(Records about charts and figures)
---------------

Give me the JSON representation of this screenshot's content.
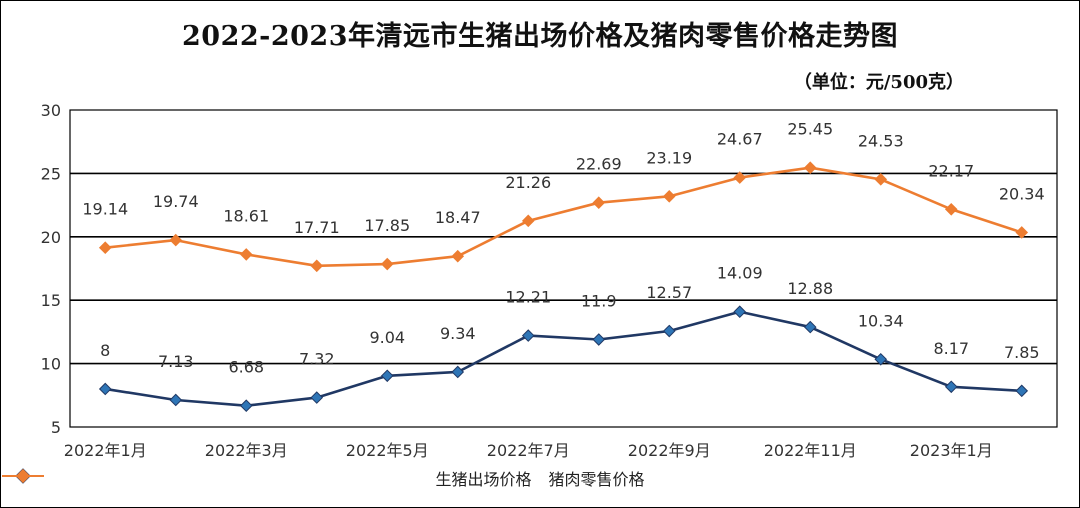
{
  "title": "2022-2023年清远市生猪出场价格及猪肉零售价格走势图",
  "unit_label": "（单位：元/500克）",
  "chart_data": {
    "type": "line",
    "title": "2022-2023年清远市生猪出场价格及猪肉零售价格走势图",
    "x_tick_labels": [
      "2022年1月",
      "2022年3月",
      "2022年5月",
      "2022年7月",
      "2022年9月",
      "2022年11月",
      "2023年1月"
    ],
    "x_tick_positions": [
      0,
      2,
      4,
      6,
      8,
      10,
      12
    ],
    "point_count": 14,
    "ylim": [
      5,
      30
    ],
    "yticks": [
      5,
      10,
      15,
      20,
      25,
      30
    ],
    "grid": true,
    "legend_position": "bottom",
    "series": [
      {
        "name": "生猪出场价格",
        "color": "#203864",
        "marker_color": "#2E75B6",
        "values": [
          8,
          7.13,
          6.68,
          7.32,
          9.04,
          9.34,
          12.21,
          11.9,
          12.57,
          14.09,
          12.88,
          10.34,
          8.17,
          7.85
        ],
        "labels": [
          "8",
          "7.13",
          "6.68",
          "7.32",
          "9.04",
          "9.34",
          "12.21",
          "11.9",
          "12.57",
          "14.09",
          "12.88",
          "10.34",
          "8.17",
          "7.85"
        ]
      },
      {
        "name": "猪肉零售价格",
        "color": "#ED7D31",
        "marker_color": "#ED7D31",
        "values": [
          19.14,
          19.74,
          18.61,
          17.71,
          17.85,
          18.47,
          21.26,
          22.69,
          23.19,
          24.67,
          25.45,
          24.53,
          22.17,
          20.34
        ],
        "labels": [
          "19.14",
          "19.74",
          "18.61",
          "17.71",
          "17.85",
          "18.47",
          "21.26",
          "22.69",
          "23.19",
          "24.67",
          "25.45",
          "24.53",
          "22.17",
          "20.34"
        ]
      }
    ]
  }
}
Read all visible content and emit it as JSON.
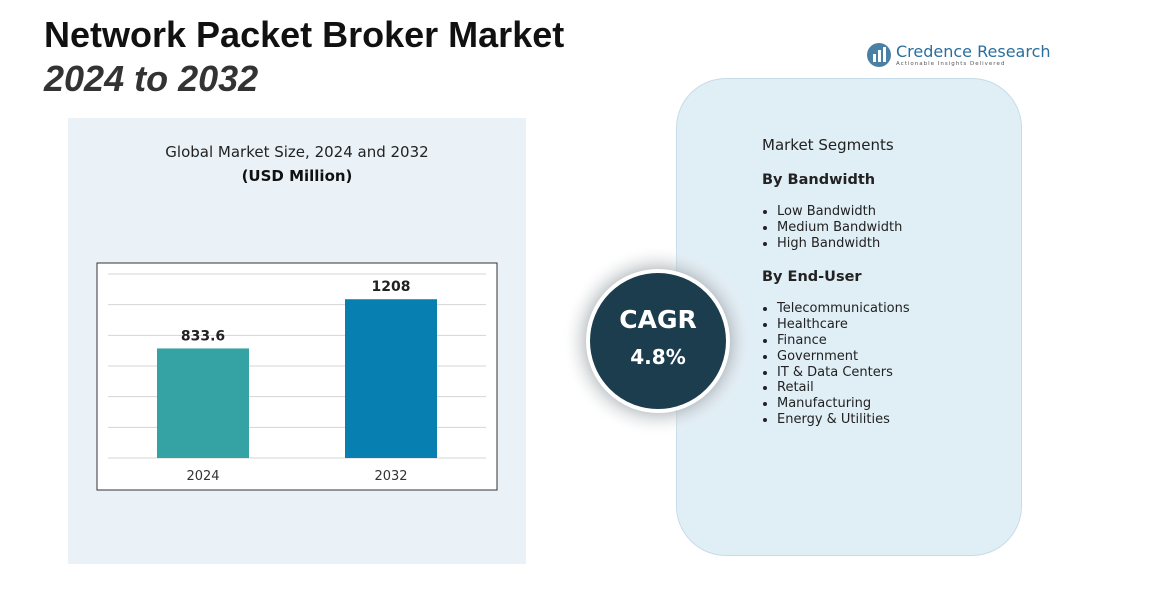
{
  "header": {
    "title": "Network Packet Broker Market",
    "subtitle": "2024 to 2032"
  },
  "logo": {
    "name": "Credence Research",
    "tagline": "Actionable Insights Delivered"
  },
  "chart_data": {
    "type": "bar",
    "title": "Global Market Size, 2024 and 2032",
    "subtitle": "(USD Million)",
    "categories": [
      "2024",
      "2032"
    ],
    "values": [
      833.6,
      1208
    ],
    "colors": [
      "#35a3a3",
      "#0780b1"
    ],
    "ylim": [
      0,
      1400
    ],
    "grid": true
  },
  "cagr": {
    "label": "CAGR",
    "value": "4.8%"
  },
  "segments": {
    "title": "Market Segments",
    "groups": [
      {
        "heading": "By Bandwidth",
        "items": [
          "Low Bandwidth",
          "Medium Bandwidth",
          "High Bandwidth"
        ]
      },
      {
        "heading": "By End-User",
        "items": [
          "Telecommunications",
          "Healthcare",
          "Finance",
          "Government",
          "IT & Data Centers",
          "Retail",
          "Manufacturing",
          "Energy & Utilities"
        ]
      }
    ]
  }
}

---------------

The entries above are to be returned exactly, without their pictures.

(Response to this task)
Give me the JSON representation of this screenshot's content.
{
  "title": "2022-2023年清远市生猪出场价格及猪肉零售价格走势图",
  "unit_label": "（单位：元/500克）",
  "chart_data": {
    "type": "line",
    "title": "2022-2023年清远市生猪出场价格及猪肉零售价格走势图",
    "x_tick_labels": [
      "2022年1月",
      "2022年3月",
      "2022年5月",
      "2022年7月",
      "2022年9月",
      "2022年11月",
      "2023年1月"
    ],
    "x_tick_positions": [
      0,
      2,
      4,
      6,
      8,
      10,
      12
    ],
    "point_count": 14,
    "ylim": [
      5,
      30
    ],
    "yticks": [
      5,
      10,
      15,
      20,
      25,
      30
    ],
    "grid": true,
    "legend_position": "bottom",
    "series": [
      {
        "name": "生猪出场价格",
        "color": "#203864",
        "marker_color": "#2E75B6",
        "values": [
          8,
          7.13,
          6.68,
          7.32,
          9.04,
          9.34,
          12.21,
          11.9,
          12.57,
          14.09,
          12.88,
          10.34,
          8.17,
          7.85
        ],
        "labels": [
          "8",
          "7.13",
          "6.68",
          "7.32",
          "9.04",
          "9.34",
          "12.21",
          "11.9",
          "12.57",
          "14.09",
          "12.88",
          "10.34",
          "8.17",
          "7.85"
        ]
      },
      {
        "name": "猪肉零售价格",
        "color": "#ED7D31",
        "marker_color": "#ED7D31",
        "values": [
          19.14,
          19.74,
          18.61,
          17.71,
          17.85,
          18.47,
          21.26,
          22.69,
          23.19,
          24.67,
          25.45,
          24.53,
          22.17,
          20.34
        ],
        "labels": [
          "19.14",
          "19.74",
          "18.61",
          "17.71",
          "17.85",
          "18.47",
          "21.26",
          "22.69",
          "23.19",
          "24.67",
          "25.45",
          "24.53",
          "22.17",
          "20.34"
        ]
      }
    ]
  }
}
Read all visible content and emit it as JSON.
{
  "header": {
    "title": "Network Packet Broker Market",
    "subtitle": "2024 to 2032"
  },
  "logo": {
    "name": "Credence Research",
    "tagline": "Actionable Insights Delivered"
  },
  "chart_data": {
    "type": "bar",
    "title": "Global Market Size, 2024 and 2032",
    "subtitle": "(USD Million)",
    "categories": [
      "2024",
      "2032"
    ],
    "values": [
      833.6,
      1208
    ],
    "colors": [
      "#35a3a3",
      "#0780b1"
    ],
    "ylim": [
      0,
      1400
    ],
    "grid": true
  },
  "cagr": {
    "label": "CAGR",
    "value": "4.8%"
  },
  "segments": {
    "title": "Market Segments",
    "groups": [
      {
        "heading": "By Bandwidth",
        "items": [
          "Low Bandwidth",
          "Medium Bandwidth",
          "High Bandwidth"
        ]
      },
      {
        "heading": "By End-User",
        "items": [
          "Telecommunications",
          "Healthcare",
          "Finance",
          "Government",
          "IT & Data Centers",
          "Retail",
          "Manufacturing",
          "Energy & Utilities"
        ]
      }
    ]
  }
}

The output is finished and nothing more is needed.